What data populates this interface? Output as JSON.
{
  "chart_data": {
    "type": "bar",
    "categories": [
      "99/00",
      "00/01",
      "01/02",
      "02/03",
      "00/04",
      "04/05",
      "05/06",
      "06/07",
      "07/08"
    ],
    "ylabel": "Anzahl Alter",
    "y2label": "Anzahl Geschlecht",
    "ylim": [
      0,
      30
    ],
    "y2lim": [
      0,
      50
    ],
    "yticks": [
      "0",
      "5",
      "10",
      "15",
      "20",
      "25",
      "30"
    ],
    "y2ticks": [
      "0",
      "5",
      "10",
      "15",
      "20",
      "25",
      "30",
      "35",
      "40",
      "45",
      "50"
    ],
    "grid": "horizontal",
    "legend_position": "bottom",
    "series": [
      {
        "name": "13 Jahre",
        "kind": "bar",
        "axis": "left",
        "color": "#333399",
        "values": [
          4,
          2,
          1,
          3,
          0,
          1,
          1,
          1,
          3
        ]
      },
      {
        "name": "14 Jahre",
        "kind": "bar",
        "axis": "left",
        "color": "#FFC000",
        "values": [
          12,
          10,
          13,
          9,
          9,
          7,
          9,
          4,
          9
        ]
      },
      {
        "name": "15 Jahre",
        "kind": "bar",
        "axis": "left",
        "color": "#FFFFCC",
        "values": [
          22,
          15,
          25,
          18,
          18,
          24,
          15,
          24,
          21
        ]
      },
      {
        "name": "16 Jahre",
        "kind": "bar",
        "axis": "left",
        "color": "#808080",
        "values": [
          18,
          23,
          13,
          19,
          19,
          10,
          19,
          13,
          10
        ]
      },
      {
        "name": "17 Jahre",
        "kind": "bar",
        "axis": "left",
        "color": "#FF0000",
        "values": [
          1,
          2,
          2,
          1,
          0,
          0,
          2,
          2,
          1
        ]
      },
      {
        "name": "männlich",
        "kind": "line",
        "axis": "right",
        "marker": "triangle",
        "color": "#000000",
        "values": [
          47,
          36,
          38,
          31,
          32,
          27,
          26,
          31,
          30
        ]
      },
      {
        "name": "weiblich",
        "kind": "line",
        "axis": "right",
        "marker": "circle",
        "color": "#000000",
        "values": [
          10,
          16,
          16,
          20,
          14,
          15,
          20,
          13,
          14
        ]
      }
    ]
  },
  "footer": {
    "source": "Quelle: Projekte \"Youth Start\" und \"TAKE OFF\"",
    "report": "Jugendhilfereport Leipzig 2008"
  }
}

The task =
Which lines of the data include "name"? Copy each of them.

Finished answer =
        "name": "13 Jahre",
        "name": "14 Jahre",
        "name": "15 Jahre",
        "name": "16 Jahre",
        "name": "17 Jahre",
        "name": "männlich",
        "name": "weiblich",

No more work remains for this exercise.